#### TASK STATEMENT:
Output the material below in its entirety, exactly as given.

#### RAW RECORDS:
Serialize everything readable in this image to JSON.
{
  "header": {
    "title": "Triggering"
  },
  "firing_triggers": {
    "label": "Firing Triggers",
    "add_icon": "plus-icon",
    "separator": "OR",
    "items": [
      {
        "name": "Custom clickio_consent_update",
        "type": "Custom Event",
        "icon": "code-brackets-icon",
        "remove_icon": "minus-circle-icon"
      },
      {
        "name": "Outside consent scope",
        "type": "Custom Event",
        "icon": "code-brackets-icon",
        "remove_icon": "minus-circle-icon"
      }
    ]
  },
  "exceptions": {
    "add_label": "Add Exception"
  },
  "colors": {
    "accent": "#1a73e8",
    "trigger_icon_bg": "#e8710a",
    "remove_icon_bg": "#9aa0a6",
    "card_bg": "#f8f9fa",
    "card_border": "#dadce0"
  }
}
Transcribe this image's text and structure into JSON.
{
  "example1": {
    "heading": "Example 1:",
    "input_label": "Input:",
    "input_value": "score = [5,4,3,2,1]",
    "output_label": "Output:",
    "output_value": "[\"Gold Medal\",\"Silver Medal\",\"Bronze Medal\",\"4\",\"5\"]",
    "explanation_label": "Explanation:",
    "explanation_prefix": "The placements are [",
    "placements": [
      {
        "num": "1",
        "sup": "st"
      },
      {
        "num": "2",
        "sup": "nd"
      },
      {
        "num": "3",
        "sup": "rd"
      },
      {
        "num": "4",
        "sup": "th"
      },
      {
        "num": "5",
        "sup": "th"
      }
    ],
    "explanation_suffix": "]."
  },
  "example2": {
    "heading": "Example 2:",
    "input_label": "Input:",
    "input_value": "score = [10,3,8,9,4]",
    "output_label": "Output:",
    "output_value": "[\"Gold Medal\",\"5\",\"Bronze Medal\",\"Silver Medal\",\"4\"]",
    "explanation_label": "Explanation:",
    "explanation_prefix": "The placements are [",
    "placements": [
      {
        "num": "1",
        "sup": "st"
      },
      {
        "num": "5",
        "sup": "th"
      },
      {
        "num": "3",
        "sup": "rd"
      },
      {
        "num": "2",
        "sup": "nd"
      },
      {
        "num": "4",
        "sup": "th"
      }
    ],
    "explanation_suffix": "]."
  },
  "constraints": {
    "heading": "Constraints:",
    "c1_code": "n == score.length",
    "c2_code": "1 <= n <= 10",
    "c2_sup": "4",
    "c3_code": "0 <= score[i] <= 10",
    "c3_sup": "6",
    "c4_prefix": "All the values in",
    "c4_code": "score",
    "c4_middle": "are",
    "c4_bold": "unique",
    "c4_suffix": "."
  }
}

#### SOLUTION TO THIS EXERCISE:
Serialize everything readable in this image to JSON.
{
  "header": {
    "title": "Triggering"
  },
  "firing_triggers": {
    "label": "Firing Triggers",
    "add_icon": "plus-icon",
    "separator": "OR",
    "items": [
      {
        "name": "Custom clickio_consent_update",
        "type": "Custom Event",
        "icon": "code-brackets-icon",
        "remove_icon": "minus-circle-icon"
      },
      {
        "name": "Outside consent scope",
        "type": "Custom Event",
        "icon": "code-brackets-icon",
        "remove_icon": "minus-circle-icon"
      }
    ]
  },
  "exceptions": {
    "add_label": "Add Exception"
  },
  "colors": {
    "accent": "#1a73e8",
    "trigger_icon_bg": "#e8710a",
    "remove_icon_bg": "#9aa0a6",
    "card_bg": "#f8f9fa",
    "card_border": "#dadce0"
  }
}
Transcribe this image's text and structure into JSON.
{
  "example1": {
    "heading": "Example 1:",
    "input_label": "Input:",
    "input_value": "score = [5,4,3,2,1]",
    "output_label": "Output:",
    "output_value": "[\"Gold Medal\",\"Silver Medal\",\"Bronze Medal\",\"4\",\"5\"]",
    "explanation_label": "Explanation:",
    "explanation_prefix": "The placements are [",
    "placements": [
      {
        "num": "1",
        "sup": "st"
      },
      {
        "num": "2",
        "sup": "nd"
      },
      {
        "num": "3",
        "sup": "rd"
      },
      {
        "num": "4",
        "sup": "th"
      },
      {
        "num": "5",
        "sup": "th"
      }
    ],
    "explanation_suffix": "]."
  },
  "example2": {
    "heading": "Example 2:",
    "input_label": "Input:",
    "input_value": "score = [10,3,8,9,4]",
    "output_label": "Output:",
    "output_value": "[\"Gold Medal\",\"5\",\"Bronze Medal\",\"Silver Medal\",\"4\"]",
    "explanation_label": "Explanation:",
    "explanation_prefix": "The placements are [",
    "placements": [
      {
        "num": "1",
        "sup": "st"
      },
      {
        "num": "5",
        "sup": "th"
      },
      {
        "num": "3",
        "sup": "rd"
      },
      {
        "num": "2",
        "sup": "nd"
      },
      {
        "num": "4",
        "sup": "th"
      }
    ],
    "explanation_suffix": "]."
  },
  "constraints": {
    "heading": "Constraints:",
    "c1_code": "n == score.length",
    "c2_code": "1 <= n <= 10",
    "c2_sup": "4",
    "c3_code": "0 <= score[i] <= 10",
    "c3_sup": "6",
    "c4_prefix": "All the values in",
    "c4_code": "score",
    "c4_middle": "are",
    "c4_bold": "unique",
    "c4_suffix": "."
  }
}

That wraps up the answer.